Challenge:
Identify the lines that contain the string "spray" and report only how many there are.

Stored data:
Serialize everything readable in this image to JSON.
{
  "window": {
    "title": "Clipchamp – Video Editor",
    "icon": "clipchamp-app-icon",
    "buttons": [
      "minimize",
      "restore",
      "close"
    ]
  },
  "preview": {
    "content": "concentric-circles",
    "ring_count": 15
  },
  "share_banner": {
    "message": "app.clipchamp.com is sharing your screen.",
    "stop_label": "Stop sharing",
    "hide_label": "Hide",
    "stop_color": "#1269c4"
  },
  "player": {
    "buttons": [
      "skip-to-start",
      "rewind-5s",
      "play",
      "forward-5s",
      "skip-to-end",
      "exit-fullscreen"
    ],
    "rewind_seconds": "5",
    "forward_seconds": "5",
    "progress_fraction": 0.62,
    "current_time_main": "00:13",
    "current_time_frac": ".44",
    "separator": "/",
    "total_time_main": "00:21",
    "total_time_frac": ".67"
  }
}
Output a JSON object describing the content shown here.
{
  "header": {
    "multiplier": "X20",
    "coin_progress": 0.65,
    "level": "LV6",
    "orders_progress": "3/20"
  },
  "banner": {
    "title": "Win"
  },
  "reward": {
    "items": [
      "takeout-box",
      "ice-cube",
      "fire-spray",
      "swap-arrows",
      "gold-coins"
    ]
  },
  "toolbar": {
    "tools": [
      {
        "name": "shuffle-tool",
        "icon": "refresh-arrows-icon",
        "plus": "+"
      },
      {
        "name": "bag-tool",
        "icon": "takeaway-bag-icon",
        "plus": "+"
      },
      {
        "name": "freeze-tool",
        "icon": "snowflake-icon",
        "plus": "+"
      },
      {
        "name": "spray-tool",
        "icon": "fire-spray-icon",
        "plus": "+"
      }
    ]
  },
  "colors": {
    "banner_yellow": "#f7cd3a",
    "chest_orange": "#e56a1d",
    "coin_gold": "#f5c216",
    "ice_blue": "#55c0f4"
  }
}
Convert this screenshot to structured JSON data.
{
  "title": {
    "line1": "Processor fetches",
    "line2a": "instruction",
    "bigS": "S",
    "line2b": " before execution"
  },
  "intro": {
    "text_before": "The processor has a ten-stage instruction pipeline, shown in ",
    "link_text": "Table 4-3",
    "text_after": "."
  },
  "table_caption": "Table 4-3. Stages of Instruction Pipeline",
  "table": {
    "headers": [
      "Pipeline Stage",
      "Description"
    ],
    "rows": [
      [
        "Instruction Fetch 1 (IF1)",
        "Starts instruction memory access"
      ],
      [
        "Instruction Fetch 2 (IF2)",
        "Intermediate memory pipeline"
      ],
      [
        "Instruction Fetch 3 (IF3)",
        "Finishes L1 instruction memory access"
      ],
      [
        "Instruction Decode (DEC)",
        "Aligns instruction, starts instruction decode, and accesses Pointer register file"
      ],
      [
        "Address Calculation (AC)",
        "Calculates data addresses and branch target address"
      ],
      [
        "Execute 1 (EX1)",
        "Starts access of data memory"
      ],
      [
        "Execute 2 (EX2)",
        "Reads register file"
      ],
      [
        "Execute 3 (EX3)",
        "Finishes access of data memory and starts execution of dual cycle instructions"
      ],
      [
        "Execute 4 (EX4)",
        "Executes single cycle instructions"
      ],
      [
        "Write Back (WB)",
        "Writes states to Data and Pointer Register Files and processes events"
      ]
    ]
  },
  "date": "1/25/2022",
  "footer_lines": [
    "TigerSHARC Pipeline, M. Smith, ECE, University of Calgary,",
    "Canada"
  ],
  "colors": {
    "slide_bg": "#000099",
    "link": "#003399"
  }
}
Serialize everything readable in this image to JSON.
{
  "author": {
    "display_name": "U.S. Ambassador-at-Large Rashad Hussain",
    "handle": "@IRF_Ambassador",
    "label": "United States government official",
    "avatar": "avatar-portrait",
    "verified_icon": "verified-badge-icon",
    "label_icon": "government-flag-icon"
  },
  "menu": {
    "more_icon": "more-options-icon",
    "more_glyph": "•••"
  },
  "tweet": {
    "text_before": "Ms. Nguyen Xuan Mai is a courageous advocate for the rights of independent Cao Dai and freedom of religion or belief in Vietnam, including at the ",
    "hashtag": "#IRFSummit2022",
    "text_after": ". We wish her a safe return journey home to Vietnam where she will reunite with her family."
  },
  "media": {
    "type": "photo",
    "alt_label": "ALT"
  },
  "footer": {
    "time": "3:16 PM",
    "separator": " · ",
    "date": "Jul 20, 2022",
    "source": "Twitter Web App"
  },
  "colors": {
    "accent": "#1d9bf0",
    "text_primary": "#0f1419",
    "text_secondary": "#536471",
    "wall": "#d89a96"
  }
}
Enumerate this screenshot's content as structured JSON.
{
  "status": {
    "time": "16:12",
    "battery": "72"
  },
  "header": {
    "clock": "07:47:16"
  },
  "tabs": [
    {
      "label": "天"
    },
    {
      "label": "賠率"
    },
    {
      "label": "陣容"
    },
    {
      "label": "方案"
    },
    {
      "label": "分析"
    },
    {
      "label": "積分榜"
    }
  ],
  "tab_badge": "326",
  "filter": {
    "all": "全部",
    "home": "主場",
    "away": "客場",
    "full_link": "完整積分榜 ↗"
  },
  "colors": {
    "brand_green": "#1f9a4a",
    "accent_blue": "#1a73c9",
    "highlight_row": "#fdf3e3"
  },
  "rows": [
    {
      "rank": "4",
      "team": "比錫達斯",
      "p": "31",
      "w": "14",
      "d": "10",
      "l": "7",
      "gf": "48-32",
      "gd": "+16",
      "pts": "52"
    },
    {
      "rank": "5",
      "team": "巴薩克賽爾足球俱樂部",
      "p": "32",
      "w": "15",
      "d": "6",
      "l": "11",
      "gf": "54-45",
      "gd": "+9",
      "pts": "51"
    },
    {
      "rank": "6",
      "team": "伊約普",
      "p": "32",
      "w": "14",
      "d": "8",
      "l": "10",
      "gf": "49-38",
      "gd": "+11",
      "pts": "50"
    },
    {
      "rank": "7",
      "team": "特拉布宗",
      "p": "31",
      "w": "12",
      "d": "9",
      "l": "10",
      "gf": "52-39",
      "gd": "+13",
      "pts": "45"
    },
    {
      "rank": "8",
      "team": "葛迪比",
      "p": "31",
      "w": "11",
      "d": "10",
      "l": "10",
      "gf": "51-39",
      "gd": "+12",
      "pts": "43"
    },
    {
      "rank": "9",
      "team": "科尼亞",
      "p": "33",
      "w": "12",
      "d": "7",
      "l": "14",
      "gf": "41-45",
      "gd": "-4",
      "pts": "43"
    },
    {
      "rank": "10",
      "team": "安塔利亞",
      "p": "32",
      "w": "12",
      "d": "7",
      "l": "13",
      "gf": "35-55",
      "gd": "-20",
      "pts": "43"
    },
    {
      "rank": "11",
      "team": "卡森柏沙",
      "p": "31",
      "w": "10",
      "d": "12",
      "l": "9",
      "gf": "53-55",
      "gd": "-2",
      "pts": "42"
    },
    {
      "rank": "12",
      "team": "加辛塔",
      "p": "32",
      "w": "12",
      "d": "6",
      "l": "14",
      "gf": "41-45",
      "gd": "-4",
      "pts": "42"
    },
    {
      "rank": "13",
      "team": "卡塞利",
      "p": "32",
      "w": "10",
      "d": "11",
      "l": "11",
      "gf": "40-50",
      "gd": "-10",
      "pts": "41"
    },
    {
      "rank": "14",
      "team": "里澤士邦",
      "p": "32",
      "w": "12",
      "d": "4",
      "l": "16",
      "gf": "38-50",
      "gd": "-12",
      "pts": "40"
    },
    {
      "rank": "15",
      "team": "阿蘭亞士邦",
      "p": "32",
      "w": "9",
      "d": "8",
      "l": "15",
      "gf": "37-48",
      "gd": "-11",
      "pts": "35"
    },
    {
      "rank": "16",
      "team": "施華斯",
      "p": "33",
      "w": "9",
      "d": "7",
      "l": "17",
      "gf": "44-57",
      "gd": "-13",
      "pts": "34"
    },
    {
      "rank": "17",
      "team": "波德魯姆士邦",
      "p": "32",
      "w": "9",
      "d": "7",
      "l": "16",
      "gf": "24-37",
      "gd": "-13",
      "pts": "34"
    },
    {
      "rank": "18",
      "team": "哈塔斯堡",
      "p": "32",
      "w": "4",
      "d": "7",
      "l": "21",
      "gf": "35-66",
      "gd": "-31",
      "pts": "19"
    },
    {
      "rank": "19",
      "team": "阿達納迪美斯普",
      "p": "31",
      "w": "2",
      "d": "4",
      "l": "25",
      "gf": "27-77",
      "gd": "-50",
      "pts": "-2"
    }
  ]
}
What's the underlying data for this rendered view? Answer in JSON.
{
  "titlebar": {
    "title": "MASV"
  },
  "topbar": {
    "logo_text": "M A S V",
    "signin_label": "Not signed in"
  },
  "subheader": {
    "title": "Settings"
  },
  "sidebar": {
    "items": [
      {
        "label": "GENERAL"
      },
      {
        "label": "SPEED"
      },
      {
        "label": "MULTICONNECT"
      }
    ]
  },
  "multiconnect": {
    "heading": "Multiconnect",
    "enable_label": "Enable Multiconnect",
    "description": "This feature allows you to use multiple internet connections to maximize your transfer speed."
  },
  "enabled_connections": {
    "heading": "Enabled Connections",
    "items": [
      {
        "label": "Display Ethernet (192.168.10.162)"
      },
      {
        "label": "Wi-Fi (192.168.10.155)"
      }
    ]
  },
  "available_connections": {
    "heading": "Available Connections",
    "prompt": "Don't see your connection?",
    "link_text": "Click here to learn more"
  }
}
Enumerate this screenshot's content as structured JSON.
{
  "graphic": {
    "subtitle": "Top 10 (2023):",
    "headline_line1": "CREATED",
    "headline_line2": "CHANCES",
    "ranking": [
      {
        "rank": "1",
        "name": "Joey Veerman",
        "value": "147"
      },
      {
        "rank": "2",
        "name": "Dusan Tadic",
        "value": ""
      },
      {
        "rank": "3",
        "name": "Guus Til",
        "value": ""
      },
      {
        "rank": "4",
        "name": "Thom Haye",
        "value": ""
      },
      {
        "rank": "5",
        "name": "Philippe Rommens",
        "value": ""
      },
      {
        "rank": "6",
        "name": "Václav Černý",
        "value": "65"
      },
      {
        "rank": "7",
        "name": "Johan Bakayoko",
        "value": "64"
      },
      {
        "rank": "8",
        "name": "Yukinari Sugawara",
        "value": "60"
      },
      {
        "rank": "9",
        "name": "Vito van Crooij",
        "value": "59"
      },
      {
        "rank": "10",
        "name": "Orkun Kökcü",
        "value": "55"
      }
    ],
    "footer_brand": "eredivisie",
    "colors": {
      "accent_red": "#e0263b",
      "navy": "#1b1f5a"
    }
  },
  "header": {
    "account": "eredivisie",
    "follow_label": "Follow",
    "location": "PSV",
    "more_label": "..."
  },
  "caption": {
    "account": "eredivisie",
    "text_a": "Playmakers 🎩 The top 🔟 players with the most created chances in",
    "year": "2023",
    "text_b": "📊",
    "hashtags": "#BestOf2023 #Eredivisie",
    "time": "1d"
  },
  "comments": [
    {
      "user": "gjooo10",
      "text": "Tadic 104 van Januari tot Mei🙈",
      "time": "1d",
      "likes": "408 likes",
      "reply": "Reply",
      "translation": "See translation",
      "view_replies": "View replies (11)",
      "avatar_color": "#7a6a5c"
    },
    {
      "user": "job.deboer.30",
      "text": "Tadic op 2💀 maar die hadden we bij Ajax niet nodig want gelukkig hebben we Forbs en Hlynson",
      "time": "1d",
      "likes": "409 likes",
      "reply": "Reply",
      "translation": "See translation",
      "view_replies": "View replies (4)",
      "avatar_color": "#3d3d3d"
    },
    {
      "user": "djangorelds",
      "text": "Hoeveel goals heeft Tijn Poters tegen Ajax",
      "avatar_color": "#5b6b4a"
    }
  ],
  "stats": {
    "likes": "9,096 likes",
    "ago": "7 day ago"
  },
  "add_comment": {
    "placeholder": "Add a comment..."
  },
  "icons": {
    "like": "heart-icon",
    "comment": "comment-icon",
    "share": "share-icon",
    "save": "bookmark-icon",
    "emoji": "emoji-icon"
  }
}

Reply:
3